§ Task directions
Can you find the lines of the listing that include "Voltage" and copy every one?

§ Input material
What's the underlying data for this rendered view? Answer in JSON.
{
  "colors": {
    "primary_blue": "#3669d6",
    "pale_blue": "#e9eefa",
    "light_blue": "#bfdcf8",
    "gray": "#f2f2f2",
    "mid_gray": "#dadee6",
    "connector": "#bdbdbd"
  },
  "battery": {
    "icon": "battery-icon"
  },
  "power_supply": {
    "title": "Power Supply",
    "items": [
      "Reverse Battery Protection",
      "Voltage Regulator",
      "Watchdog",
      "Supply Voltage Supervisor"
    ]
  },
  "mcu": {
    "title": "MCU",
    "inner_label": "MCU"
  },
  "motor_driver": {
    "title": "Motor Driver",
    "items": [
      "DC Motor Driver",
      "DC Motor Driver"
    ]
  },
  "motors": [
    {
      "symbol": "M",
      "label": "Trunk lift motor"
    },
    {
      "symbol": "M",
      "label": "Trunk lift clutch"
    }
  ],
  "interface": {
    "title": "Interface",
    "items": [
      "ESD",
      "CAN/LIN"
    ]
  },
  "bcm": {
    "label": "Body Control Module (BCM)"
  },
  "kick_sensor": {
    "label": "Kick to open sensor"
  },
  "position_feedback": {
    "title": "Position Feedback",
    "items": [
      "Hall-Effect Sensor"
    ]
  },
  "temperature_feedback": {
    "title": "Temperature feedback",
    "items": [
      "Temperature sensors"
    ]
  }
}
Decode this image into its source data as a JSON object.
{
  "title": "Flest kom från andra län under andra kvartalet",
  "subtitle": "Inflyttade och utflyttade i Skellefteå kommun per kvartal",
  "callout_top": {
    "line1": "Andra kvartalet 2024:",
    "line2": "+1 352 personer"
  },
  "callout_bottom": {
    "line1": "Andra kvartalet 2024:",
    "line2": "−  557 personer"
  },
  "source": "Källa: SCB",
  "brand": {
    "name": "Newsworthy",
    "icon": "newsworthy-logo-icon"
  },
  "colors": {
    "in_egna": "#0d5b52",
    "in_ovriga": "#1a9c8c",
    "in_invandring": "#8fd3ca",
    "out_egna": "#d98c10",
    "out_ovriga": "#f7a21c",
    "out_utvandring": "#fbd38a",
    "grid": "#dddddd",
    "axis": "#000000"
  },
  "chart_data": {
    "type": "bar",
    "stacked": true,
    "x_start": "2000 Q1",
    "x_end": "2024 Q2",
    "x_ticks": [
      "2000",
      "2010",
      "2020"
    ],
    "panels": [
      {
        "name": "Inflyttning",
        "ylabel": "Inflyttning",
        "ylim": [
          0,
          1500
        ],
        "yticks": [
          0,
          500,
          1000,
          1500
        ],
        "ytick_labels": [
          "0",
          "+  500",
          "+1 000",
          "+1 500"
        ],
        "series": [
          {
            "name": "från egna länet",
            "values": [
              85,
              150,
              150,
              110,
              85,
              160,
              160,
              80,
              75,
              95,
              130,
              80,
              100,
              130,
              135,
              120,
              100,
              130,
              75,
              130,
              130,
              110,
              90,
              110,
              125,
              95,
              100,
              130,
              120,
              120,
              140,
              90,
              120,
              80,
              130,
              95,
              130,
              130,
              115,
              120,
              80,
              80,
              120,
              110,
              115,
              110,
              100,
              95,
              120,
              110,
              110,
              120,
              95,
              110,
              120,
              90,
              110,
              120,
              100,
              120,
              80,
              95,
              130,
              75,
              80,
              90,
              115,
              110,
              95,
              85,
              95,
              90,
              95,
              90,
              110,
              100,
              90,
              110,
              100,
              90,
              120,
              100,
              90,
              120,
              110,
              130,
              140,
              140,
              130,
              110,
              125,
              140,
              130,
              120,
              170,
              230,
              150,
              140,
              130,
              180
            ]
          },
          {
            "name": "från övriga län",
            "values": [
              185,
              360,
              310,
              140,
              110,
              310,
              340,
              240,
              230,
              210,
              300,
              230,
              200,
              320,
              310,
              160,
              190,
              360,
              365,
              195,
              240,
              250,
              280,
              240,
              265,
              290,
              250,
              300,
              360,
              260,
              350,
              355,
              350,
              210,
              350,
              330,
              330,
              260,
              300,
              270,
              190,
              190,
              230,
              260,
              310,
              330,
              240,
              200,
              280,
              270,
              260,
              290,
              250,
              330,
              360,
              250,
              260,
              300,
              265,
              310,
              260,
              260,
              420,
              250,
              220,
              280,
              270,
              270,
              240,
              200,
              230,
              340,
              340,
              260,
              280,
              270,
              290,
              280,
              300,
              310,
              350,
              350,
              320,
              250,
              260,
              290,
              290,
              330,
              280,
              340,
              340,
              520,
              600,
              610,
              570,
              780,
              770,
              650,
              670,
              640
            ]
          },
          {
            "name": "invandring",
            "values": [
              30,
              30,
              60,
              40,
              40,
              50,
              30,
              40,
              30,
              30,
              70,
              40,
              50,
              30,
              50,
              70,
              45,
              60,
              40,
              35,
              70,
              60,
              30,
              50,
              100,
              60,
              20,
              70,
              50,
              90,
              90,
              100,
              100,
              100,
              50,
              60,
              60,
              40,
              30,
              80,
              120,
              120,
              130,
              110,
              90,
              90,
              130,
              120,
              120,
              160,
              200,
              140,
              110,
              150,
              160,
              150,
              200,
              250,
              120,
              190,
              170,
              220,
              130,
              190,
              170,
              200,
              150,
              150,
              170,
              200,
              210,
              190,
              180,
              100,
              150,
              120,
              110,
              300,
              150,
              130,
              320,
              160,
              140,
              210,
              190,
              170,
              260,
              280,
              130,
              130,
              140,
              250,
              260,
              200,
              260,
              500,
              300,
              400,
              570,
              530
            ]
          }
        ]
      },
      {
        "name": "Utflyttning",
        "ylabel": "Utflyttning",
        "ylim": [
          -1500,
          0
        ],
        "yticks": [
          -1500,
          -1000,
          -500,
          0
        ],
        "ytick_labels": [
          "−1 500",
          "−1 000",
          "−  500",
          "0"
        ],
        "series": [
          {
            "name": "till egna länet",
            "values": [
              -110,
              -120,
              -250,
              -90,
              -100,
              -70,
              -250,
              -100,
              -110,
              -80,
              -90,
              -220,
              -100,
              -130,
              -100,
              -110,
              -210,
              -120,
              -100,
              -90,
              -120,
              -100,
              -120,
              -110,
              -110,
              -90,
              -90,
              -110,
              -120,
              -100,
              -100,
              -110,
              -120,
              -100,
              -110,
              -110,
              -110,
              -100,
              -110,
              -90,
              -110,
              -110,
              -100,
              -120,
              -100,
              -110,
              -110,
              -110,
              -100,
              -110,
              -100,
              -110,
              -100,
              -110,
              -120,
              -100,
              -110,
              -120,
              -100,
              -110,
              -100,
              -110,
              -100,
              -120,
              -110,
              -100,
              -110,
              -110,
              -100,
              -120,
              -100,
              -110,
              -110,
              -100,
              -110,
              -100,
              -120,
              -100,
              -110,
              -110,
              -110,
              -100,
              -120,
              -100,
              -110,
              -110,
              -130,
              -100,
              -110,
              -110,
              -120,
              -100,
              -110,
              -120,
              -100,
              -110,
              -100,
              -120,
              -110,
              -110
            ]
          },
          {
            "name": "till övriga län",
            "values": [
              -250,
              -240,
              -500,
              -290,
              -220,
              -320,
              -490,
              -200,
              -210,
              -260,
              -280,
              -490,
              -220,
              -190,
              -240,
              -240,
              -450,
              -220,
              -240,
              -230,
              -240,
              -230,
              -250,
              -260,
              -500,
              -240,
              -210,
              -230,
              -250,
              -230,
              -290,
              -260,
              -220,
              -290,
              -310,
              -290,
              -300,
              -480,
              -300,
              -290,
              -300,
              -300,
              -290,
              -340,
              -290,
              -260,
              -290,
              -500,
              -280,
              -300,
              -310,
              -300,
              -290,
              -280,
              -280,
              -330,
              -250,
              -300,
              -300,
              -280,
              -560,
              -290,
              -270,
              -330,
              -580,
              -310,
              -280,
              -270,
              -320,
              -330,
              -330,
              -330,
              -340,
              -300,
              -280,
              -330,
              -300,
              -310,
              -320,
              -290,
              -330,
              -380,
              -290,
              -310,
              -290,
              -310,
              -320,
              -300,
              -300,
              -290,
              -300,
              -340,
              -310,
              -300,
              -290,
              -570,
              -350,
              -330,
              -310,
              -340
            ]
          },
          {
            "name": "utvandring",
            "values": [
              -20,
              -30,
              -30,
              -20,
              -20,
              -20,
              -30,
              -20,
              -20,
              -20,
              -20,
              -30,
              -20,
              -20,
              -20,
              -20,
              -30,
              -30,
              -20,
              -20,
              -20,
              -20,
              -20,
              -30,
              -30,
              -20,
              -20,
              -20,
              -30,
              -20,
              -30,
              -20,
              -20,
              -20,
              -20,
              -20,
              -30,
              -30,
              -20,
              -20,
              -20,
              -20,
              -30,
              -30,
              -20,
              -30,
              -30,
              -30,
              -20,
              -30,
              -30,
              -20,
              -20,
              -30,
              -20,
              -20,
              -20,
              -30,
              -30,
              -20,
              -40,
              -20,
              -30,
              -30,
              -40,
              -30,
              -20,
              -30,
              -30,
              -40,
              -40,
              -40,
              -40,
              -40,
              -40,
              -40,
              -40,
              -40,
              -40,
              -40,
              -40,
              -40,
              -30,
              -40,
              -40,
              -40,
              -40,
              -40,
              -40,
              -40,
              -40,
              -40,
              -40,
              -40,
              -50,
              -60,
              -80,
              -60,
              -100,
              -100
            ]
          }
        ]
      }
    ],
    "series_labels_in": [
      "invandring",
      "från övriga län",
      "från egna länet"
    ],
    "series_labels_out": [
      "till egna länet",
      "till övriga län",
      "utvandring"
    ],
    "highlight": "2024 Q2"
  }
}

§ Written response
      "Voltage Regulator",
      "Supply Voltage Supervisor"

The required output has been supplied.